Requirement — Copy every line of the records below that holds the word "name".

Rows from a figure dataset
▬▬▬

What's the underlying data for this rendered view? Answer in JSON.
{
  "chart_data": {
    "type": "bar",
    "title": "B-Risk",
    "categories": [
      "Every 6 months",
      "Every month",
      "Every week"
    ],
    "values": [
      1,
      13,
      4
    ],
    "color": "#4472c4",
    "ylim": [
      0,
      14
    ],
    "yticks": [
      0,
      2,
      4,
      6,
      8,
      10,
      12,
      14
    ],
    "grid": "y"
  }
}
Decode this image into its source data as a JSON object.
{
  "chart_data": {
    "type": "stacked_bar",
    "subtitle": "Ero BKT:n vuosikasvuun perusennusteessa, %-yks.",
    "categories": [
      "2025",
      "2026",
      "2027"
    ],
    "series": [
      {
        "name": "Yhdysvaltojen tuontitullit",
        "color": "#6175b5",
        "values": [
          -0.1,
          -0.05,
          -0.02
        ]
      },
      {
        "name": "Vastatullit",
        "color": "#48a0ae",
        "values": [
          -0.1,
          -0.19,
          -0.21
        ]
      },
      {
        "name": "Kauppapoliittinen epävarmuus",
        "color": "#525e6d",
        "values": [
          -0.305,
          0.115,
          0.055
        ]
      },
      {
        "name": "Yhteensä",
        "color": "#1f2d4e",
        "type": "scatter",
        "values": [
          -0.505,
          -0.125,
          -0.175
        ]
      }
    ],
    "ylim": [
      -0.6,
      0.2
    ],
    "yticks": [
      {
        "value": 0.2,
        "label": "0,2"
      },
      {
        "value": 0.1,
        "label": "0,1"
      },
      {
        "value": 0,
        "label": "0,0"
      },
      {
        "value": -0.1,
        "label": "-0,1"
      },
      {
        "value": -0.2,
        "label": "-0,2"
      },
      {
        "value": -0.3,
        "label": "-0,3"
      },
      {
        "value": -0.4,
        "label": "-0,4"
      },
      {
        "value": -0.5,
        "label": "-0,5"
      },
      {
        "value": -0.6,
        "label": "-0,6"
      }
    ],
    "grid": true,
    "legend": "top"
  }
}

▬▬▬

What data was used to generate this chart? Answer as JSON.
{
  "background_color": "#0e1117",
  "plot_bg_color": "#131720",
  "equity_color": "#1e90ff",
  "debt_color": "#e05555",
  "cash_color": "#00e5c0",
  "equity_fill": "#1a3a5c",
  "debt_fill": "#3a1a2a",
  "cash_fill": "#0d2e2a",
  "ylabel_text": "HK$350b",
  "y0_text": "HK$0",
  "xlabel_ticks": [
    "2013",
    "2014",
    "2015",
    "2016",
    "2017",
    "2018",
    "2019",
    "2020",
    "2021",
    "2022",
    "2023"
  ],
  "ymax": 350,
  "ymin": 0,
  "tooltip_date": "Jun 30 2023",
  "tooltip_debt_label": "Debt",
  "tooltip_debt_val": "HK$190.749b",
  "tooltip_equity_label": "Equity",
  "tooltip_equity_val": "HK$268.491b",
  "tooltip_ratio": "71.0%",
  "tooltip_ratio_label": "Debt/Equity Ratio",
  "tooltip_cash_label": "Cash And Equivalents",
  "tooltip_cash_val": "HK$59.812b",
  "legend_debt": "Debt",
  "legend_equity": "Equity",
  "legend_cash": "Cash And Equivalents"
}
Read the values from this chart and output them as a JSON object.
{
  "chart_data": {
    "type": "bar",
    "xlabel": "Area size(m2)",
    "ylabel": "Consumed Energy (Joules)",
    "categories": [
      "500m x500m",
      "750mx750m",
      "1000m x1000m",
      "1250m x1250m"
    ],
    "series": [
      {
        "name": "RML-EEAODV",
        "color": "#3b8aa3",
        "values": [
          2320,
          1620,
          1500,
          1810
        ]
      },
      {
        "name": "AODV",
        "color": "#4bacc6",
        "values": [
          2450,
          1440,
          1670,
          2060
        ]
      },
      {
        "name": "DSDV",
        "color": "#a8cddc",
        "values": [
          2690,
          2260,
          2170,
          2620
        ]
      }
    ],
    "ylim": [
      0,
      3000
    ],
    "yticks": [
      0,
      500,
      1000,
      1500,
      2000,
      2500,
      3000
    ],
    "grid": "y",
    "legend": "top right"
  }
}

▬▬▬

Answer —
        "name": "Yhdysvaltojen tuontitullit",
        "name": "Vastatullit",
        "name": "Kauppapoliittinen epävarmuus",
        "name": "Yhteensä",
        "name": "RML-EEAODV",
        "name": "AODV",
        "name": "DSDV",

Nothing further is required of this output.